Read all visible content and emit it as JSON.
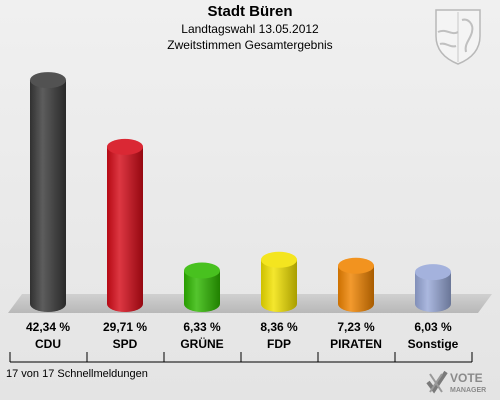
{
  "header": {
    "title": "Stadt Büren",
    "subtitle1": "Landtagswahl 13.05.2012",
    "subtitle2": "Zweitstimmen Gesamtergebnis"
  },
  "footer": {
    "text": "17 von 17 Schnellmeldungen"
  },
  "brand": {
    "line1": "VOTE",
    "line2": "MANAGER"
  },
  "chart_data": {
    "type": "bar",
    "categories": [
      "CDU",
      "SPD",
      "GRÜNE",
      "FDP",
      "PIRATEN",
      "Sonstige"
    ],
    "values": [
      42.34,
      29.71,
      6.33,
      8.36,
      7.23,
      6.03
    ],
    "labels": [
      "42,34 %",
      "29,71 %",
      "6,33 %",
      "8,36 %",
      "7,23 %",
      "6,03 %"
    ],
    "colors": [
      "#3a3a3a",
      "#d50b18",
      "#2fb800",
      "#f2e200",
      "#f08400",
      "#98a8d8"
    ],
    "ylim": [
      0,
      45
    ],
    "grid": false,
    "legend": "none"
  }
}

☆ ☆ ☆ ☆ ☆ ☆ ☆

Given instruction:
Copy every record above exactly as written, but leave out the pictures.

Written reply:
Read all visible content and emit it as JSON.
{
  "header": {
    "title": "Stadt Büren",
    "subtitle1": "Landtagswahl 13.05.2012",
    "subtitle2": "Zweitstimmen Gesamtergebnis"
  },
  "footer": {
    "text": "17 von 17 Schnellmeldungen"
  },
  "brand": {
    "line1": "VOTE",
    "line2": "MANAGER"
  },
  "chart_data": {
    "type": "bar",
    "categories": [
      "CDU",
      "SPD",
      "GRÜNE",
      "FDP",
      "PIRATEN",
      "Sonstige"
    ],
    "values": [
      42.34,
      29.71,
      6.33,
      8.36,
      7.23,
      6.03
    ],
    "labels": [
      "42,34 %",
      "29,71 %",
      "6,33 %",
      "8,36 %",
      "7,23 %",
      "6,03 %"
    ],
    "colors": [
      "#3a3a3a",
      "#d50b18",
      "#2fb800",
      "#f2e200",
      "#f08400",
      "#98a8d8"
    ],
    "ylim": [
      0,
      45
    ],
    "grid": false,
    "legend": "none"
  }
}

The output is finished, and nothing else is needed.